(Saved entries)

+ + + +

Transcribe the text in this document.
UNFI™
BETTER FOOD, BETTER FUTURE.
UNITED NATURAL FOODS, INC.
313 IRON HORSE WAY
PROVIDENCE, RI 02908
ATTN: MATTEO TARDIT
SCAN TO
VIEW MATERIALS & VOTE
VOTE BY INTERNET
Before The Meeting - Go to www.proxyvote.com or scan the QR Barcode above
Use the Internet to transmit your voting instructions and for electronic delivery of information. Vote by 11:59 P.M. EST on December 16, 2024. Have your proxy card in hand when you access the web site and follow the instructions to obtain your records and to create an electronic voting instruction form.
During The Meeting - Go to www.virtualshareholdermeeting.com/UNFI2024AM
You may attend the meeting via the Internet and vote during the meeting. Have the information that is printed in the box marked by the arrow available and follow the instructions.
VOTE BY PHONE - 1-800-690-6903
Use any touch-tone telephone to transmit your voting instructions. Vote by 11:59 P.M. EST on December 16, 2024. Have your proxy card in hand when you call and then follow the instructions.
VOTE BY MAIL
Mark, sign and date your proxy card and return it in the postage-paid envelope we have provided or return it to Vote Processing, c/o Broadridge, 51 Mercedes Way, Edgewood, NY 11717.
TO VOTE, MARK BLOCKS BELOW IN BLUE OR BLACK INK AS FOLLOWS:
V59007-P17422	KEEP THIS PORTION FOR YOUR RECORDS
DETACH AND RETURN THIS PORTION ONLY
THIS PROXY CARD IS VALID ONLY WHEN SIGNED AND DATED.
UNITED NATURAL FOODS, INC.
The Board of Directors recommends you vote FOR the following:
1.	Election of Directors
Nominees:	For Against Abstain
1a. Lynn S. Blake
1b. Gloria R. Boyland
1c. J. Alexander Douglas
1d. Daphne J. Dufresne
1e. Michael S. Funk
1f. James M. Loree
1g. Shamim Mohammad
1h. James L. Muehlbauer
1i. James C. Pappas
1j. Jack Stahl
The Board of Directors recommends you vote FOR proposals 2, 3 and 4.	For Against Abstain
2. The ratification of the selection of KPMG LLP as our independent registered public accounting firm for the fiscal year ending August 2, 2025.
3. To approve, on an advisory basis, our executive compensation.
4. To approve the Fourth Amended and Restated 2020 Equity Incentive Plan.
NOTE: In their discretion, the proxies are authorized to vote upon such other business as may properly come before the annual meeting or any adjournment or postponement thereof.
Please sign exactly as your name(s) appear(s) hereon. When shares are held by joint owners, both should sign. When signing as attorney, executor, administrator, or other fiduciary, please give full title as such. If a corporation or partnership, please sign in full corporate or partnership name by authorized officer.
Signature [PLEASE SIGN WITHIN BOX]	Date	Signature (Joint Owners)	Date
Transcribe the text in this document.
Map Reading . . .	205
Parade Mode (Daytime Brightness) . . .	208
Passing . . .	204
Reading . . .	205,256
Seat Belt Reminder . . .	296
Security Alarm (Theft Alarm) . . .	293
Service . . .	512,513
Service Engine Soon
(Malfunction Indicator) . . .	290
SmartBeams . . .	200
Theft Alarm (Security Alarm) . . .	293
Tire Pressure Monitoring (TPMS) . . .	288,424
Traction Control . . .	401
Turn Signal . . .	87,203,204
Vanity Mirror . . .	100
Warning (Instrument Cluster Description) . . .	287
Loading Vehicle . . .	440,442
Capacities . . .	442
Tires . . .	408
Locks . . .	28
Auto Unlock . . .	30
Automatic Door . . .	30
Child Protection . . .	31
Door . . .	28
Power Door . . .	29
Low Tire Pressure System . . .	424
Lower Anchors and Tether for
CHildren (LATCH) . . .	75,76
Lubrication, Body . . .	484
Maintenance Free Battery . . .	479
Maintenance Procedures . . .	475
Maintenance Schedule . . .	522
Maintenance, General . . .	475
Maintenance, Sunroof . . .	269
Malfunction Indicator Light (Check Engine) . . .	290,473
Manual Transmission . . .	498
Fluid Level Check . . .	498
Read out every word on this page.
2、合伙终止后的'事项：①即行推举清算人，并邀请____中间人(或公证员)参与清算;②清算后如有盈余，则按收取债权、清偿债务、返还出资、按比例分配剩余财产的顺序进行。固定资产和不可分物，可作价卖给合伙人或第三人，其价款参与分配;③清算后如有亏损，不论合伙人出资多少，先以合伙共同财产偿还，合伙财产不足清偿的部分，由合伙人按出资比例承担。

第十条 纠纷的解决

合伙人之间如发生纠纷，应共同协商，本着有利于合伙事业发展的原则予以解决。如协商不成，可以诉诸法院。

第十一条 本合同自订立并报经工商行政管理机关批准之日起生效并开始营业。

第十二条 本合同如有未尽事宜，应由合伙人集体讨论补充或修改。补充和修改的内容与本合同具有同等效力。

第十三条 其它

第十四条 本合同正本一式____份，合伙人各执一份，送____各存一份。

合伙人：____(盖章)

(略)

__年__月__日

+ + + +

- [What to do]:
Give the data again, exactly as it stands.

- [Result of this exercise]:
Transcribe the text in this document.
UNFI™
BETTER FOOD, BETTER FUTURE.
UNITED NATURAL FOODS, INC.
313 IRON HORSE WAY
PROVIDENCE, RI 02908
ATTN: MATTEO TARDIT
SCAN TO
VIEW MATERIALS & VOTE
VOTE BY INTERNET
Before The Meeting - Go to www.proxyvote.com or scan the QR Barcode above
Use the Internet to transmit your voting instructions and for electronic delivery of information. Vote by 11:59 P.M. EST on December 16, 2024. Have your proxy card in hand when you access the web site and follow the instructions to obtain your records and to create an electronic voting instruction form.
During The Meeting - Go to www.virtualshareholdermeeting.com/UNFI2024AM
You may attend the meeting via the Internet and vote during the meeting. Have the information that is printed in the box marked by the arrow available and follow the instructions.
VOTE BY PHONE - 1-800-690-6903
Use any touch-tone telephone to transmit your voting instructions. Vote by 11:59 P.M. EST on December 16, 2024. Have your proxy card in hand when you call and then follow the instructions.
VOTE BY MAIL
Mark, sign and date your proxy card and return it in the postage-paid envelope we have provided or return it to Vote Processing, c/o Broadridge, 51 Mercedes Way, Edgewood, NY 11717.
TO VOTE, MARK BLOCKS BELOW IN BLUE OR BLACK INK AS FOLLOWS:
V59007-P17422	KEEP THIS PORTION FOR YOUR RECORDS
DETACH AND RETURN THIS PORTION ONLY
THIS PROXY CARD IS VALID ONLY WHEN SIGNED AND DATED.
UNITED NATURAL FOODS, INC.
The Board of Directors recommends you vote FOR the following:
1.	Election of Directors
Nominees:	For Against Abstain
1a. Lynn S. Blake
1b. Gloria R. Boyland
1c. J. Alexander Douglas
1d. Daphne J. Dufresne
1e. Michael S. Funk
1f. James M. Loree
1g. Shamim Mohammad
1h. James L. Muehlbauer
1i. James C. Pappas
1j. Jack Stahl
The Board of Directors recommends you vote FOR proposals 2, 3 and 4.	For Against Abstain
2. The ratification of the selection of KPMG LLP as our independent registered public accounting firm for the fiscal year ending August 2, 2025.
3. To approve, on an advisory basis, our executive compensation.
4. To approve the Fourth Amended and Restated 2020 Equity Incentive Plan.
NOTE: In their discretion, the proxies are authorized to vote upon such other business as may properly come before the annual meeting or any adjournment or postponement thereof.
Please sign exactly as your name(s) appear(s) hereon. When shares are held by joint owners, both should sign. When signing as attorney, executor, administrator, or other fiduciary, please give full title as such. If a corporation or partnership, please sign in full corporate or partnership name by authorized officer.
Signature [PLEASE SIGN WITHIN BOX]	Date	Signature (Joint Owners)	Date
Transcribe the text in this document.
Map Reading . . .	205
Parade Mode (Daytime Brightness) . . .	208
Passing . . .	204
Reading . . .	205,256
Seat Belt Reminder . . .	296
Security Alarm (Theft Alarm) . . .	293
Service . . .	512,513
Service Engine Soon
(Malfunction Indicator) . . .	290
SmartBeams . . .	200
Theft Alarm (Security Alarm) . . .	293
Tire Pressure Monitoring (TPMS) . . .	288,424
Traction Control . . .	401
Turn Signal . . .	87,203,204
Vanity Mirror . . .	100
Warning (Instrument Cluster Description) . . .	287
Loading Vehicle . . .	440,442
Capacities . . .	442
Tires . . .	408
Locks . . .	28
Auto Unlock . . .	30
Automatic Door . . .	30
Child Protection . . .	31
Door . . .	28
Power Door . . .	29
Low Tire Pressure System . . .	424
Lower Anchors and Tether for
CHildren (LATCH) . . .	75,76
Lubrication, Body . . .	484
Maintenance Free Battery . . .	479
Maintenance Procedures . . .	475
Maintenance Schedule . . .	522
Maintenance, General . . .	475
Maintenance, Sunroof . . .	269
Malfunction Indicator Light (Check Engine) . . .	290,473
Manual Transmission . . .	498
Fluid Level Check . . .	498
Read out every word on this page.
2、合伙终止后的'事项：①即行推举清算人，并邀请____中间人(或公证员)参与清算;②清算后如有盈余，则按收取债权、清偿债务、返还出资、按比例分配剩余财产的顺序进行。固定资产和不可分物，可作价卖给合伙人或第三人，其价款参与分配;③清算后如有亏损，不论合伙人出资多少，先以合伙共同财产偿还，合伙财产不足清偿的部分，由合伙人按出资比例承担。

第十条 纠纷的解决

合伙人之间如发生纠纷，应共同协商，本着有利于合伙事业发展的原则予以解决。如协商不成，可以诉诸法院。

第十一条 本合同自订立并报经工商行政管理机关批准之日起生效并开始营业。

第十二条 本合同如有未尽事宜，应由合伙人集体讨论补充或修改。补充和修改的内容与本合同具有同等效力。

第十三条 其它

第十四条 本合同正本一式____份，合伙人各执一份，送____各存一份。

合伙人：____(盖章)

(略)

__年__月__日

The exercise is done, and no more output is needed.